━━━━━ The data ━━━━━
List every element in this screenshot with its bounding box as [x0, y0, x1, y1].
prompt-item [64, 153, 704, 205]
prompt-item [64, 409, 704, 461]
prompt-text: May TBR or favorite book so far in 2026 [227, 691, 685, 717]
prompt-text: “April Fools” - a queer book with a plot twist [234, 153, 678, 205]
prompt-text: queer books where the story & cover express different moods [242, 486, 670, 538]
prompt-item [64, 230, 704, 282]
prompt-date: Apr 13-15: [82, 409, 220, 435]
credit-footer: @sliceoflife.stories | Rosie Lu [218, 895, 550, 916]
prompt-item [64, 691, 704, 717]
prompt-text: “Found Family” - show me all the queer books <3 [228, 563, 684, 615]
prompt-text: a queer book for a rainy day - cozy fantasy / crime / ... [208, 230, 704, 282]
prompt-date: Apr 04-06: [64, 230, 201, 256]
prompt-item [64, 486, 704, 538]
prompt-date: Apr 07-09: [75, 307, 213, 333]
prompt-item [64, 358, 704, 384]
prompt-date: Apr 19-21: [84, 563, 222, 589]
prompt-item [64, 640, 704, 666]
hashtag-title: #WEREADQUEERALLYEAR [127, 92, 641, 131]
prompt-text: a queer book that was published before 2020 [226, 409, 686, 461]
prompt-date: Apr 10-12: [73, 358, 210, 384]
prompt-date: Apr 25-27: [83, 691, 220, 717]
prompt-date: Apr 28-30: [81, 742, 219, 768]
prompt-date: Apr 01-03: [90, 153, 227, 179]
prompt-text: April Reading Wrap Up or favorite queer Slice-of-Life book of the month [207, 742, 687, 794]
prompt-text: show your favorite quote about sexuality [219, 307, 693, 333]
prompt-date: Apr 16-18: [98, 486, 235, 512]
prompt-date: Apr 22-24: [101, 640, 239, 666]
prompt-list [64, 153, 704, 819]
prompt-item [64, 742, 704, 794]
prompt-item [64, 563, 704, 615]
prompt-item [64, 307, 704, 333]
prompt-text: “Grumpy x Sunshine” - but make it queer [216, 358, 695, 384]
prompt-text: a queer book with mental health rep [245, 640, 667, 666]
━━━━━
=== Written task ===
Reproduce all of the rows above verbatim, without altering, omitting, or reordering any line.

=== Output for this exercise ===
List every element in this screenshot with its bounding box as [x0, y0, x1, y1].
prompt-item [64, 153, 704, 205]
prompt-item [64, 409, 704, 461]
prompt-text: May TBR or favorite book so far in 2026 [227, 691, 685, 717]
prompt-text: “April Fools” - a queer book with a plot twist [234, 153, 678, 205]
prompt-text: queer books where the story & cover express different moods [242, 486, 670, 538]
prompt-item [64, 230, 704, 282]
prompt-date: Apr 13-15: [82, 409, 220, 435]
credit-footer: @sliceoflife.stories | Rosie Lu [218, 895, 550, 916]
prompt-item [64, 691, 704, 717]
prompt-text: “Found Family” - show me all the queer books <3 [228, 563, 684, 615]
prompt-text: a queer book for a rainy day - cozy fantasy / crime / ... [208, 230, 704, 282]
prompt-date: Apr 04-06: [64, 230, 201, 256]
prompt-item [64, 486, 704, 538]
prompt-date: Apr 07-09: [75, 307, 213, 333]
prompt-item [64, 358, 704, 384]
prompt-date: Apr 19-21: [84, 563, 222, 589]
prompt-item [64, 640, 704, 666]
hashtag-title: #WEREADQUEERALLYEAR [127, 92, 641, 131]
prompt-text: a queer book that was published before 2020 [226, 409, 686, 461]
prompt-date: Apr 10-12: [73, 358, 210, 384]
prompt-date: Apr 25-27: [83, 691, 220, 717]
prompt-date: Apr 28-30: [81, 742, 219, 768]
prompt-date: Apr 01-03: [90, 153, 227, 179]
prompt-text: April Reading Wrap Up or favorite queer Slice-of-Life book of the month [207, 742, 687, 794]
prompt-text: show your favorite quote about sexuality [219, 307, 693, 333]
prompt-date: Apr 16-18: [98, 486, 235, 512]
prompt-date: Apr 22-24: [101, 640, 239, 666]
prompt-list [64, 153, 704, 819]
prompt-item [64, 742, 704, 794]
prompt-item [64, 563, 704, 615]
prompt-item [64, 307, 704, 333]
prompt-text: “Grumpy x Sunshine” - but make it queer [216, 358, 695, 384]
prompt-text: a queer book with mental health rep [245, 640, 667, 666]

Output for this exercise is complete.